## Start Data provided

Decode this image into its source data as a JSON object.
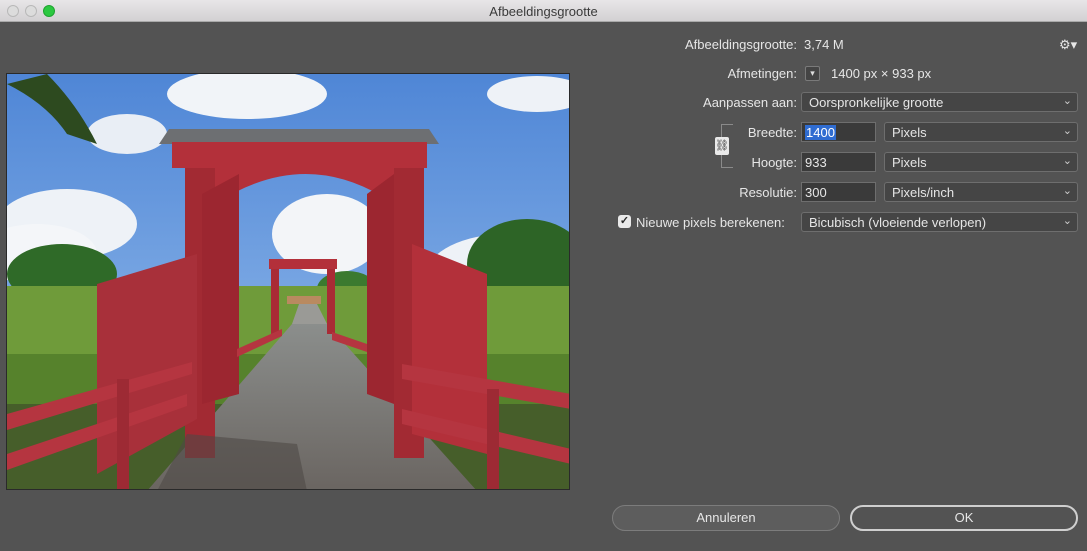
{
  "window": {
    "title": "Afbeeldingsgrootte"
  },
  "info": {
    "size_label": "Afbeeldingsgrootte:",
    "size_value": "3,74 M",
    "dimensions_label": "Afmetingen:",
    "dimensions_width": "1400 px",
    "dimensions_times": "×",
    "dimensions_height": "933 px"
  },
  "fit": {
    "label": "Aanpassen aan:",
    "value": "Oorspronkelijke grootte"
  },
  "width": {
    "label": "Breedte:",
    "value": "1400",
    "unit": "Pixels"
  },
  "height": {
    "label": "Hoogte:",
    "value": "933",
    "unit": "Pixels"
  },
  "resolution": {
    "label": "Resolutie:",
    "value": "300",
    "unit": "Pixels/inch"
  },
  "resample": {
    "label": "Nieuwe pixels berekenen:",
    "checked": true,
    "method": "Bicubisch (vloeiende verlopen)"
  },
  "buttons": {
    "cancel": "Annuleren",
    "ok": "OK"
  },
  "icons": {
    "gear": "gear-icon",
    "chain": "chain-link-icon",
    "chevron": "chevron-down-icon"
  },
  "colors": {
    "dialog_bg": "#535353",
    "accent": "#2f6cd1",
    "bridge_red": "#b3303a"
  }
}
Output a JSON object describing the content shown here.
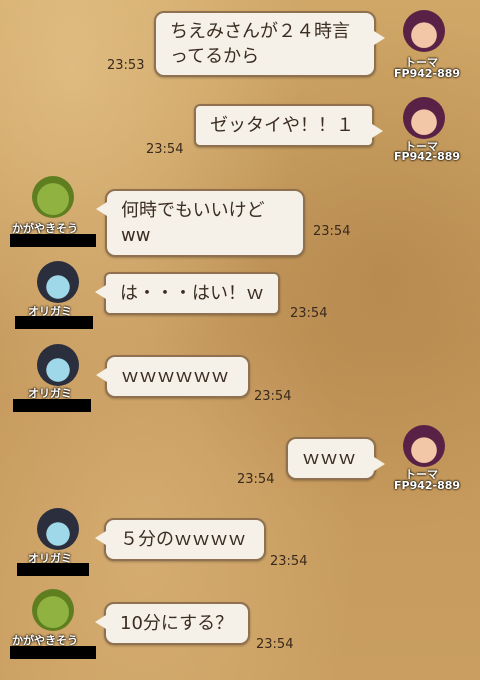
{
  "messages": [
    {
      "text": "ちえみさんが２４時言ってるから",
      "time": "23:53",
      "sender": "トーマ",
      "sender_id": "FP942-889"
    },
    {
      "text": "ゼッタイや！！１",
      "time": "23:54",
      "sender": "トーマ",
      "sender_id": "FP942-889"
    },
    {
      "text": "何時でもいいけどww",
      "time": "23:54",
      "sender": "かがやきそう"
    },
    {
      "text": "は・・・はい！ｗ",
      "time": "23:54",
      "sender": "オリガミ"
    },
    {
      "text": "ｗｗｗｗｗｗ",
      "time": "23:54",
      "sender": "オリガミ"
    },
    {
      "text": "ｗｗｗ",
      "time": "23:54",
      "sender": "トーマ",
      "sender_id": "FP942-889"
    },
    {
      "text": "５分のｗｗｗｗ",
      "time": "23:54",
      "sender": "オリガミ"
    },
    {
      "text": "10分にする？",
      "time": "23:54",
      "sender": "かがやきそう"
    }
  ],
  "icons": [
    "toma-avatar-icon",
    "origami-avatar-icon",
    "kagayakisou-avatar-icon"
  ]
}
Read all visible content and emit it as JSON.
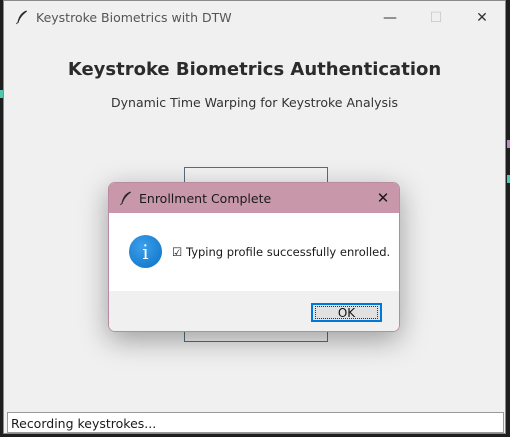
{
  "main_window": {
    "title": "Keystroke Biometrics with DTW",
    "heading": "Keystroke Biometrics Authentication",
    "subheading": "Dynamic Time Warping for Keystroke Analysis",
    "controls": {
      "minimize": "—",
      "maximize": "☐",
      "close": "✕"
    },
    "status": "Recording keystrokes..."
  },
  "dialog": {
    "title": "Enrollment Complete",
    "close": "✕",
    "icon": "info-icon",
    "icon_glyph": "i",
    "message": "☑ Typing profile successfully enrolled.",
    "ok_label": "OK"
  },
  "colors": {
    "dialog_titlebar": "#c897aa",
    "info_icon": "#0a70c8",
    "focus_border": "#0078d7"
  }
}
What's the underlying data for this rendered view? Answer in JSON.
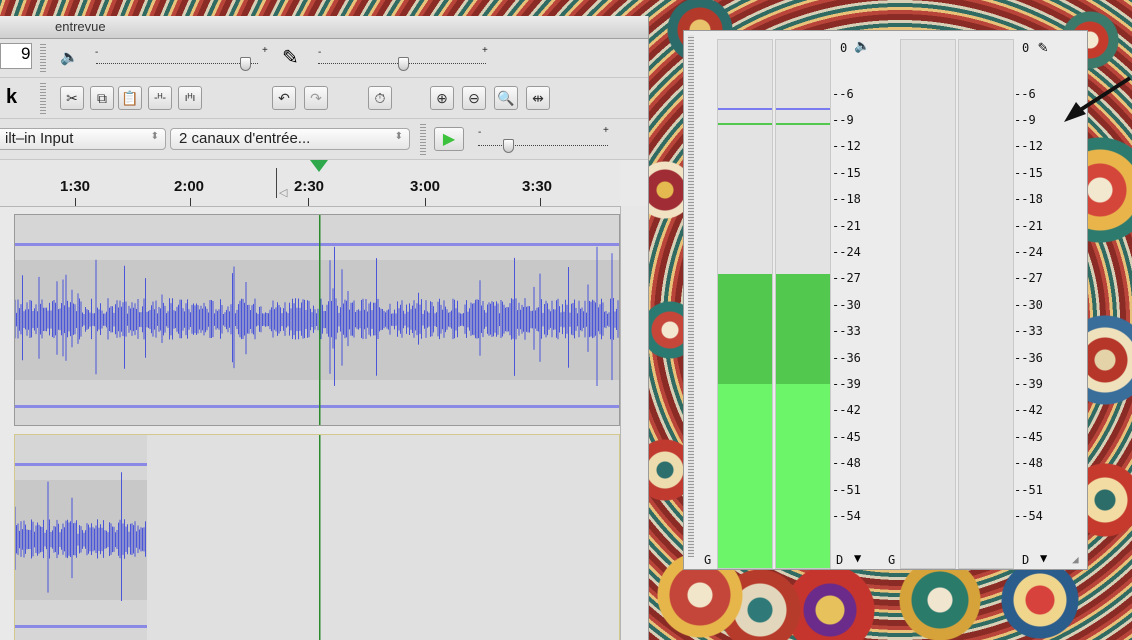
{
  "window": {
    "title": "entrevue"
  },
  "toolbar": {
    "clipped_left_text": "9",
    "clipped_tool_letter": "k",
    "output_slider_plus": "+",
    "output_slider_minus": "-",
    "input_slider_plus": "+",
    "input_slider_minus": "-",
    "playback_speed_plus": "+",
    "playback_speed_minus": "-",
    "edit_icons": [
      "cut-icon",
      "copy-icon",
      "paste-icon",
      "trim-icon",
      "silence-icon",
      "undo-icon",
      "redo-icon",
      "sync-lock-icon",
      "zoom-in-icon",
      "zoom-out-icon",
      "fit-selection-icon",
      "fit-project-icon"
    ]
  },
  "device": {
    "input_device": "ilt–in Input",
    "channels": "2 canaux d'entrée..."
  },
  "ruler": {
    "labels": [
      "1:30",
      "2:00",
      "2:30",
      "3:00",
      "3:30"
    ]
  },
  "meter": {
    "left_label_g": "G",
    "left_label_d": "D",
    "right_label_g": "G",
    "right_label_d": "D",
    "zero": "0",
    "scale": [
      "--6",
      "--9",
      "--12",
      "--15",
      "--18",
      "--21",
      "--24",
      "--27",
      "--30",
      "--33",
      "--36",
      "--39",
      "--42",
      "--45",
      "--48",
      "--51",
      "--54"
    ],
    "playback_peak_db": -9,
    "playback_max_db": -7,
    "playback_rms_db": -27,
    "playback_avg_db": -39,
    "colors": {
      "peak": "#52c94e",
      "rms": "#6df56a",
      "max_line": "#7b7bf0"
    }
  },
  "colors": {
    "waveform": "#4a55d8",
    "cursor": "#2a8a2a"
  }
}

## End Data provided
## Start Data provided

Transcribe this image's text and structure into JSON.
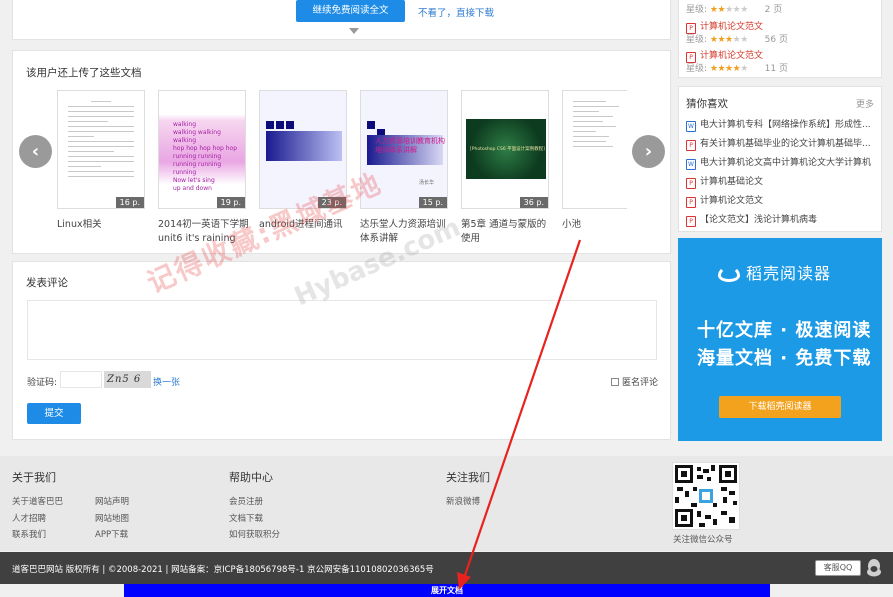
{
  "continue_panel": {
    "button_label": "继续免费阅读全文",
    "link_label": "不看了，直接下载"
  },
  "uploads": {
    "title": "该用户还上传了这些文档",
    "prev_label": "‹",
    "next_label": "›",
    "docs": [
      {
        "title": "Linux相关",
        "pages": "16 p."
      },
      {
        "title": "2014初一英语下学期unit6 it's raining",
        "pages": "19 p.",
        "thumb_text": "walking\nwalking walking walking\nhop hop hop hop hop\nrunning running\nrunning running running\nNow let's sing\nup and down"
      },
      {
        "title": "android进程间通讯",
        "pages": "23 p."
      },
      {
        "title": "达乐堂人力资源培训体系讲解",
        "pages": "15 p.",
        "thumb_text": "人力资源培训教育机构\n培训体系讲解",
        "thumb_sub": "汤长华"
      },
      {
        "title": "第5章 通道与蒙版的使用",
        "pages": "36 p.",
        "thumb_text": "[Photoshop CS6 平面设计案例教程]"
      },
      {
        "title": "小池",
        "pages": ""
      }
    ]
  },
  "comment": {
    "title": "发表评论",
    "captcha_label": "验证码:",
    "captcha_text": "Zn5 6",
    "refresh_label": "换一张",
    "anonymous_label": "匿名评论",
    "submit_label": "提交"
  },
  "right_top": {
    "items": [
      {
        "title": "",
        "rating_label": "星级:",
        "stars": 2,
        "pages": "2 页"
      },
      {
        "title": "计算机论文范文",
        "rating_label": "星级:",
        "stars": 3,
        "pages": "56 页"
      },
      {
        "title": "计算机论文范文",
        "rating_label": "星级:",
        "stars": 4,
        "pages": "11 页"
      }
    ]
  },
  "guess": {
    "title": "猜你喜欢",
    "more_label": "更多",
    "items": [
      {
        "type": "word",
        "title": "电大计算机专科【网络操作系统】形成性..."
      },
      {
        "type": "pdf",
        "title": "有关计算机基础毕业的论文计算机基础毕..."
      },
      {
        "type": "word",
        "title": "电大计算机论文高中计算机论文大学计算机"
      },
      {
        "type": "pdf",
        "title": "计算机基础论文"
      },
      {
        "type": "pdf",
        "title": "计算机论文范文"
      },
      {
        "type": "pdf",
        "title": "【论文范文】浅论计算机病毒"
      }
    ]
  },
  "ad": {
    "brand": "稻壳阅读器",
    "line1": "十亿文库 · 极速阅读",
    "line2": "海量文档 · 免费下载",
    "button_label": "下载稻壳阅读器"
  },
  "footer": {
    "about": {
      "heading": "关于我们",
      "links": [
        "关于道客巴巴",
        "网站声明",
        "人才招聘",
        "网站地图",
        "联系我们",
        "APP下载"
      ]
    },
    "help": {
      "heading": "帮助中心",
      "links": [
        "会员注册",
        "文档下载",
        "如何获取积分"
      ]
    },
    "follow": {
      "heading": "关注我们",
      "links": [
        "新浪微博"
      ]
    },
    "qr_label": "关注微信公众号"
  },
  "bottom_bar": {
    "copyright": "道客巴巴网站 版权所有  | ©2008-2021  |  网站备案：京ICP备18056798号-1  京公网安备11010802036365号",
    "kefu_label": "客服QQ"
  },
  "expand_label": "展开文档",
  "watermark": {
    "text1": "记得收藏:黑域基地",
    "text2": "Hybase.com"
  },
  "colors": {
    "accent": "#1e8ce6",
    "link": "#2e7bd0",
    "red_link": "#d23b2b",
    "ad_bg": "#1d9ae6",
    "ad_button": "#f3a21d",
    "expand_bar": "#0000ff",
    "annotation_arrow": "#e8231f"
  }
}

## End Data provided
## Start Data provided

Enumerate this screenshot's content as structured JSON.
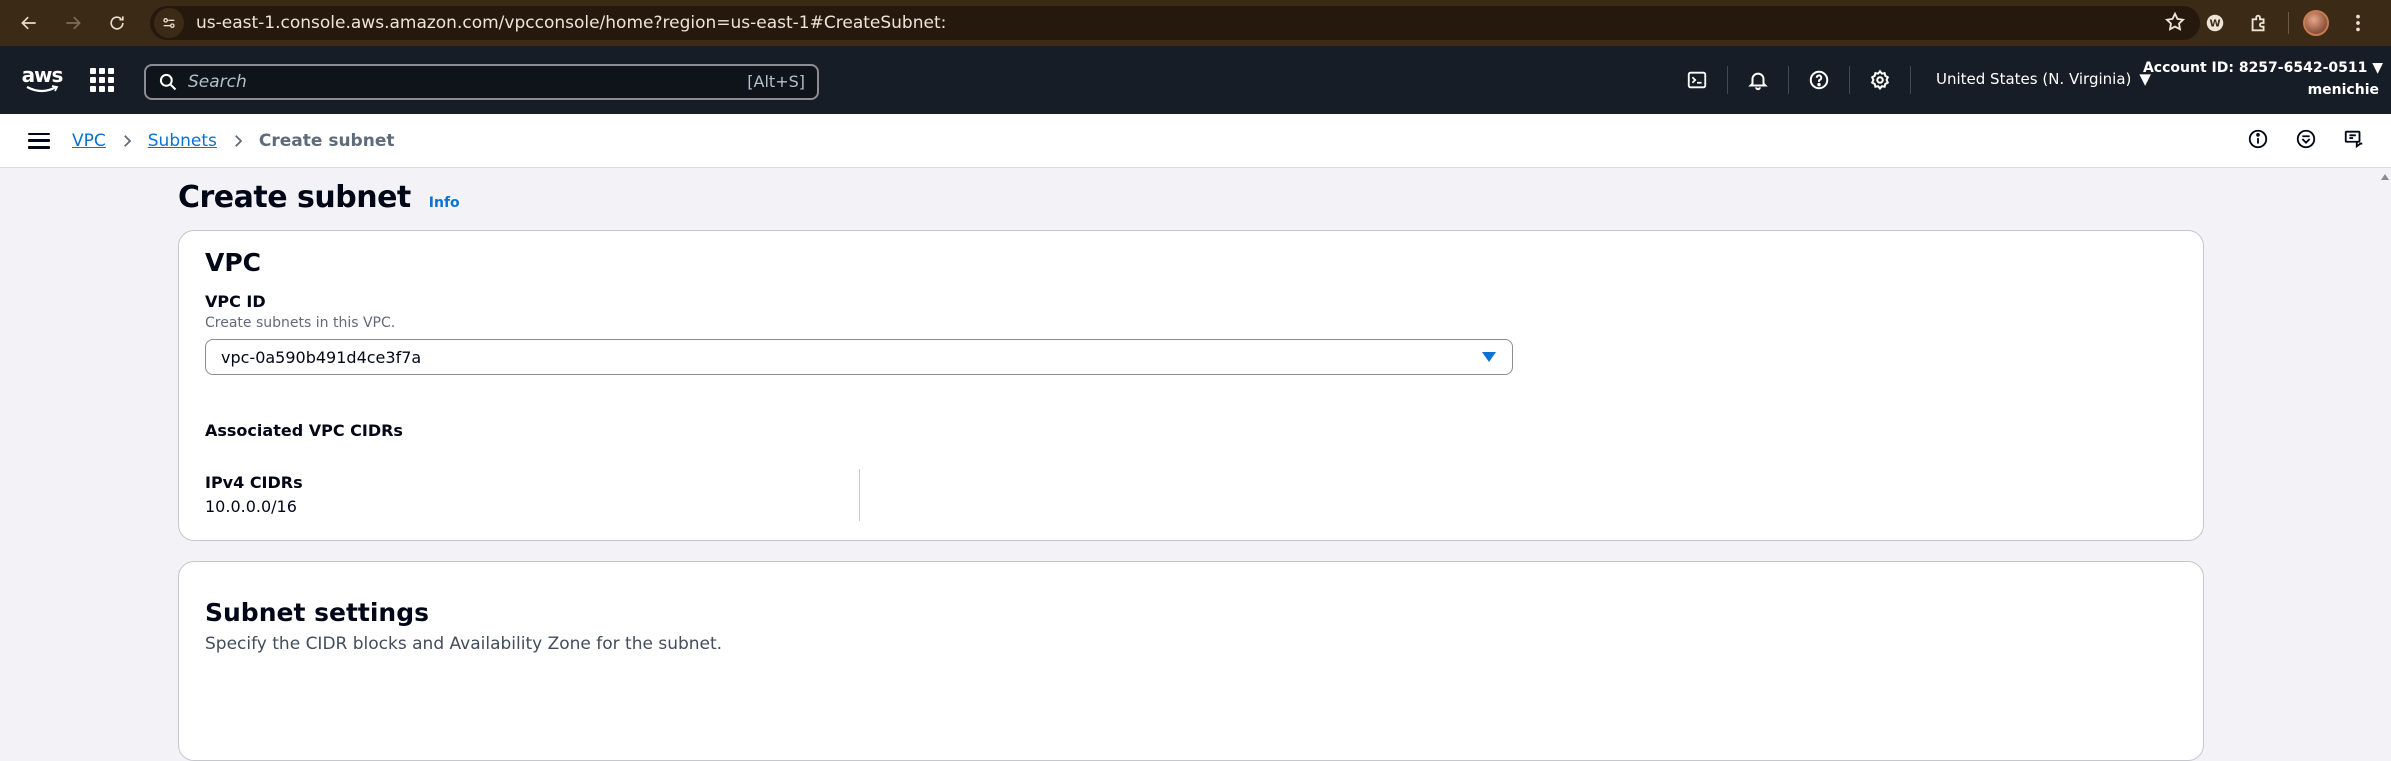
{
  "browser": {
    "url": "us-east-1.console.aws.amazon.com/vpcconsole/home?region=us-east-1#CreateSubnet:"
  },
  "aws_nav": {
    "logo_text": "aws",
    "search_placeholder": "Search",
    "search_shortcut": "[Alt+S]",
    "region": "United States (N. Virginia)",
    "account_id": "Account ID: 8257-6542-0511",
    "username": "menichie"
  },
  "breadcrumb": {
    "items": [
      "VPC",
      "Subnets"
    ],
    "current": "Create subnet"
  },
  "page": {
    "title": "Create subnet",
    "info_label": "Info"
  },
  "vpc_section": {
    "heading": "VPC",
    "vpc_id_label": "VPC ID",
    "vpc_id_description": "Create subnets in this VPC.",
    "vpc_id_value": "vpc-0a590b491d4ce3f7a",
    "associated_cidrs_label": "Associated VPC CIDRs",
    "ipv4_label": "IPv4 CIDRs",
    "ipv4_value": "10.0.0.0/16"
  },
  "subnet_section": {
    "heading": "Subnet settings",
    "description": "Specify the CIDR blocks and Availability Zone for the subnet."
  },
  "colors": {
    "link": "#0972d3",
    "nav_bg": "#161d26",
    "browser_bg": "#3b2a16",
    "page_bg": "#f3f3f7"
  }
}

## End Data provided

From the data above, show each line that contains "Biometrics".

    "title": "Keystroke Biometrics with DTW",
    "heading": "Keystroke Biometrics Authentication",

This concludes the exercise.